Work to be completed. Pictures stay out of the copy; set down each line of the listing below exactly.

┄┄┄┄┄┄

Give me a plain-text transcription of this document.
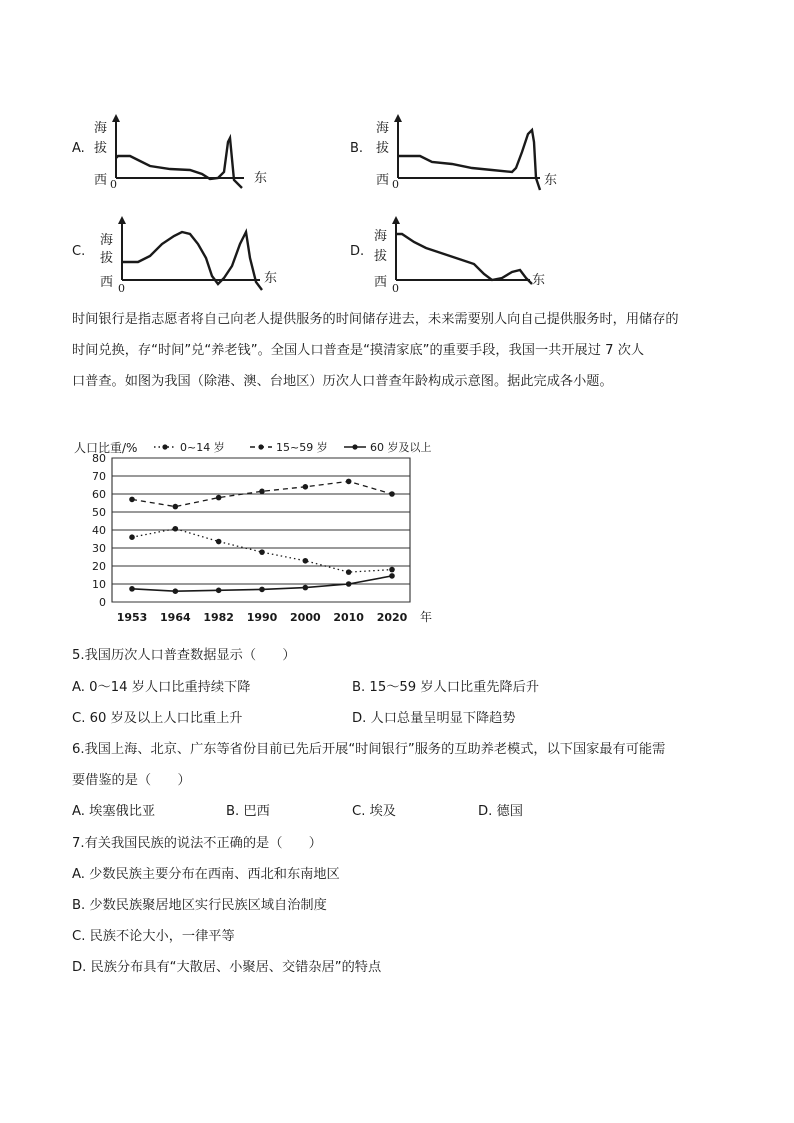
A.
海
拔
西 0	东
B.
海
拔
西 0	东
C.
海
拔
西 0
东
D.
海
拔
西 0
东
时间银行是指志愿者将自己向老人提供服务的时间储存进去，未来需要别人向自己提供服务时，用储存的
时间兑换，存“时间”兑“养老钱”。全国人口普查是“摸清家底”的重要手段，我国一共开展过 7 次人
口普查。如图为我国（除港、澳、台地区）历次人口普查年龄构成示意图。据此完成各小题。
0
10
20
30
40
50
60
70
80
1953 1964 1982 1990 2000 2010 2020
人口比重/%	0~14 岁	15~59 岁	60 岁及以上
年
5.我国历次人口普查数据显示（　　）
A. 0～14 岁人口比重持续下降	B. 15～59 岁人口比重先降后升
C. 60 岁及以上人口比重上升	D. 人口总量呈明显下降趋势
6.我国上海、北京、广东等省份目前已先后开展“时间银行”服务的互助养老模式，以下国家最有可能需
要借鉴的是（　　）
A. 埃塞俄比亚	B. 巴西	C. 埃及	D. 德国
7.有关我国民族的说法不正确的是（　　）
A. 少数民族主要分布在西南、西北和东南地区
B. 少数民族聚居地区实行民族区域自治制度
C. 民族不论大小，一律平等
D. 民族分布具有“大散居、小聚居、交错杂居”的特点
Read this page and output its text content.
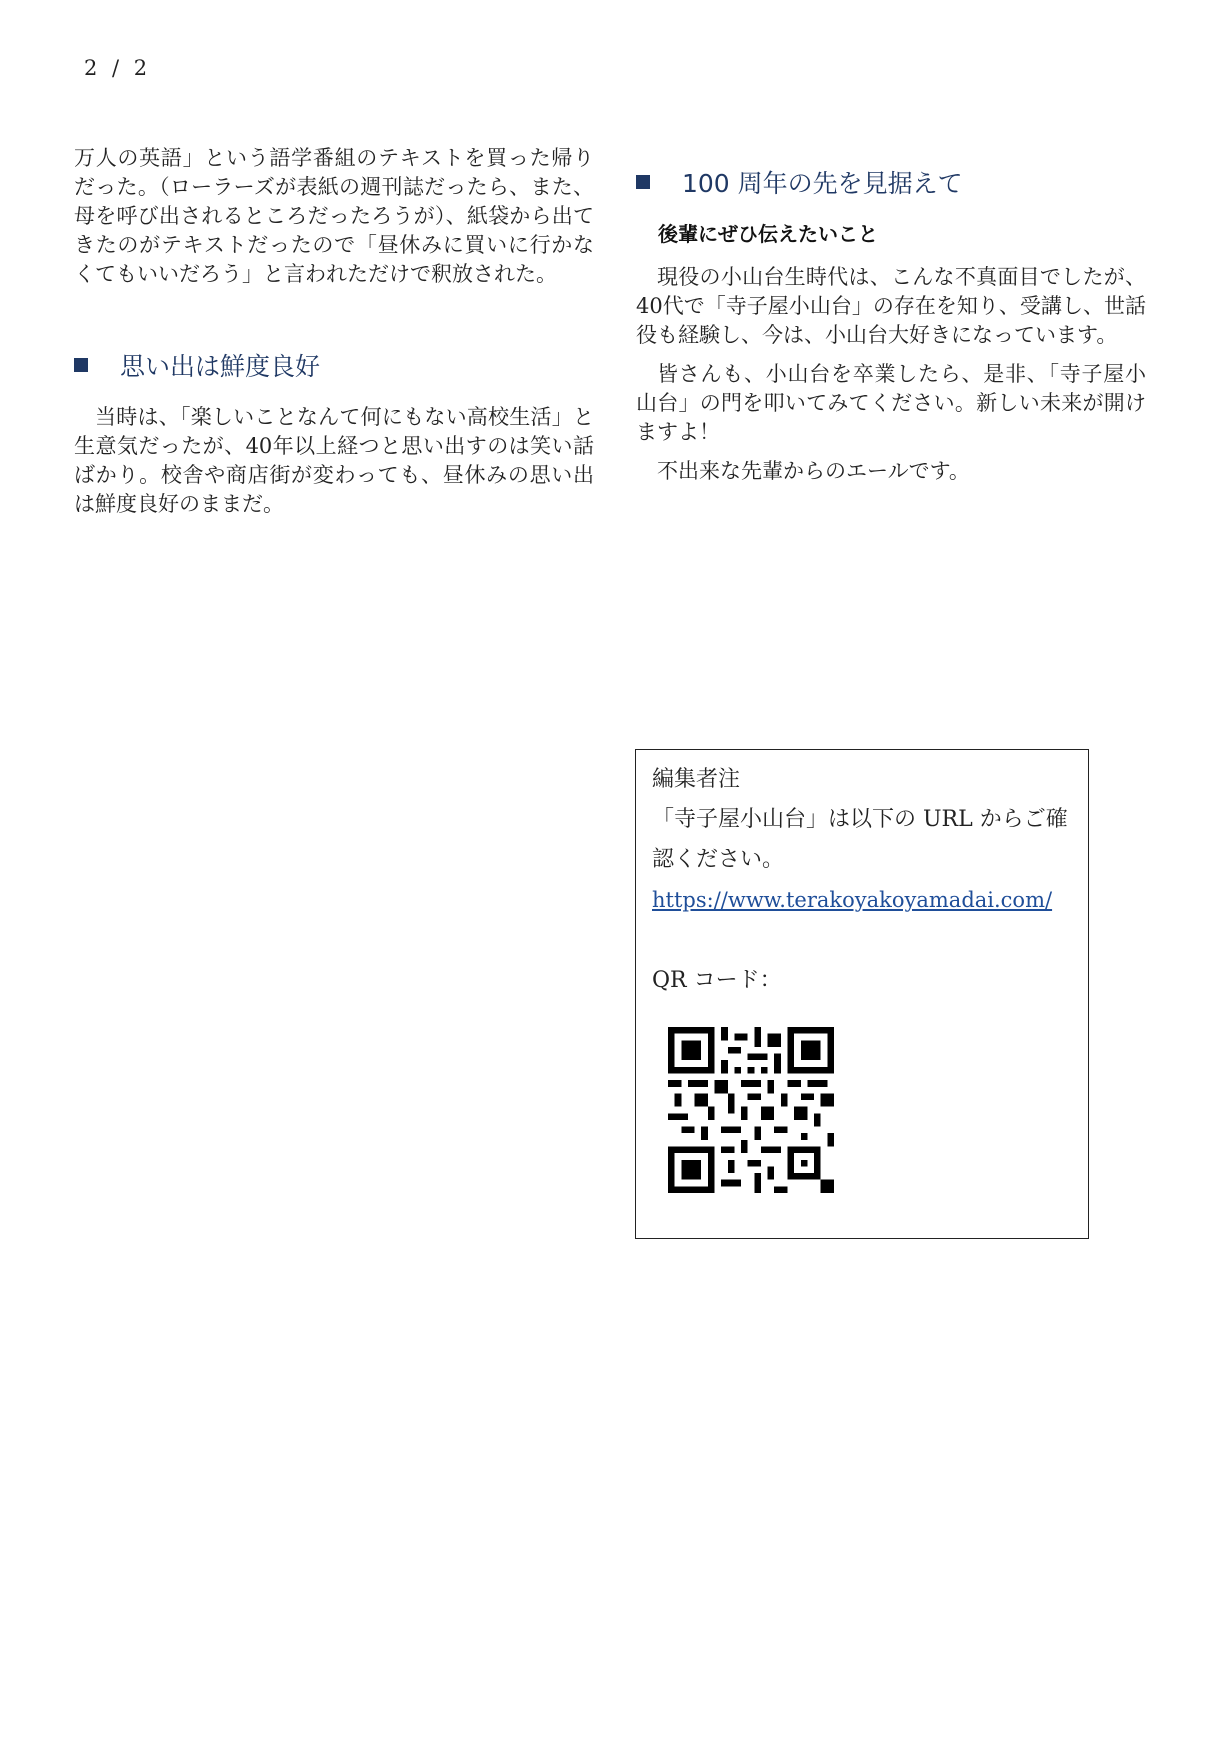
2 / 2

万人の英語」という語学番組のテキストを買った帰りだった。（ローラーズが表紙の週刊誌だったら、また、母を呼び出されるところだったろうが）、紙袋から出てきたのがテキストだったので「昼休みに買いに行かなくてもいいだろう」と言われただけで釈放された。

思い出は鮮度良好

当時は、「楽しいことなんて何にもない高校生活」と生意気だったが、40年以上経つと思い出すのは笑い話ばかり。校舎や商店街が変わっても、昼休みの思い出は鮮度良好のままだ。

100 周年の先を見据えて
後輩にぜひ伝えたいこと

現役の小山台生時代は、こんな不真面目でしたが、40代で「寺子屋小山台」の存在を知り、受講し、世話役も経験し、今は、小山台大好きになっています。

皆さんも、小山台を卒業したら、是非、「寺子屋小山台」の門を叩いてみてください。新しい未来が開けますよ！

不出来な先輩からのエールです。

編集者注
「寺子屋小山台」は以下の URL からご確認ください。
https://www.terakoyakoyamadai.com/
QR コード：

┄┄┄┄┄┄

Task output.
Give me a plain-text transcription of this document.
A.
海
拔
西 0	东
B.
海
拔
西 0	东
C.
海
拔
西 0
东
D.
海
拔
西 0
东
时间银行是指志愿者将自己向老人提供服务的时间储存进去，未来需要别人向自己提供服务时，用储存的
时间兑换，存“时间”兑“养老钱”。全国人口普查是“摸清家底”的重要手段，我国一共开展过 7 次人
口普查。如图为我国（除港、澳、台地区）历次人口普查年龄构成示意图。据此完成各小题。
0
10
20
30
40
50
60
70
80
1953 1964 1982 1990 2000 2010 2020
人口比重/%	0~14 岁	15~59 岁	60 岁及以上
年
5.我国历次人口普查数据显示（　　）
A. 0～14 岁人口比重持续下降	B. 15～59 岁人口比重先降后升
C. 60 岁及以上人口比重上升	D. 人口总量呈明显下降趋势
6.我国上海、北京、广东等省份目前已先后开展“时间银行”服务的互助养老模式，以下国家最有可能需
要借鉴的是（　　）
A. 埃塞俄比亚	B. 巴西	C. 埃及	D. 德国
7.有关我国民族的说法不正确的是（　　）
A. 少数民族主要分布在西南、西北和东南地区
B. 少数民族聚居地区实行民族区域自治制度
C. 民族不论大小，一律平等
D. 民族分布具有“大散居、小聚居、交错杂居”的特点
Read this page and output its text content.
2 / 2

万人の英語」という語学番組のテキストを買った帰りだった。（ローラーズが表紙の週刊誌だったら、また、母を呼び出されるところだったろうが）、紙袋から出てきたのがテキストだったので「昼休みに買いに行かなくてもいいだろう」と言われただけで釈放された。

思い出は鮮度良好

当時は、「楽しいことなんて何にもない高校生活」と生意気だったが、40年以上経つと思い出すのは笑い話ばかり。校舎や商店街が変わっても、昼休みの思い出は鮮度良好のままだ。

100 周年の先を見据えて
後輩にぜひ伝えたいこと

現役の小山台生時代は、こんな不真面目でしたが、40代で「寺子屋小山台」の存在を知り、受講し、世話役も経験し、今は、小山台大好きになっています。

皆さんも、小山台を卒業したら、是非、「寺子屋小山台」の門を叩いてみてください。新しい未来が開けますよ！

不出来な先輩からのエールです。

編集者注
「寺子屋小山台」は以下の URL からご確認ください。
https://www.terakoyakoyamadai.com/
QR コード：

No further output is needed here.